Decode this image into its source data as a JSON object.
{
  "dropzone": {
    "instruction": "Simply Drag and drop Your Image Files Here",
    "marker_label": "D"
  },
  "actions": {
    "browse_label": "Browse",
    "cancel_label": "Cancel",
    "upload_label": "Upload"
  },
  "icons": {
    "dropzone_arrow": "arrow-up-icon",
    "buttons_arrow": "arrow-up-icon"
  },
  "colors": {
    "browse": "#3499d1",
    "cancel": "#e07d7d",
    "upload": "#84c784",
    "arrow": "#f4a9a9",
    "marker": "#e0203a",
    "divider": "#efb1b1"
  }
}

=-=-=-=-=

◆ **Short problem**
Repeat every record exactly as written, please.

◆ **Result of this exercise**
Decode this image into its source data as a JSON object.
{
  "dropzone": {
    "instruction": "Simply Drag and drop Your Image Files Here",
    "marker_label": "D"
  },
  "actions": {
    "browse_label": "Browse",
    "cancel_label": "Cancel",
    "upload_label": "Upload"
  },
  "icons": {
    "dropzone_arrow": "arrow-up-icon",
    "buttons_arrow": "arrow-up-icon"
  },
  "colors": {
    "browse": "#3499d1",
    "cancel": "#e07d7d",
    "upload": "#84c784",
    "arrow": "#f4a9a9",
    "marker": "#e0203a",
    "divider": "#efb1b1"
  }
}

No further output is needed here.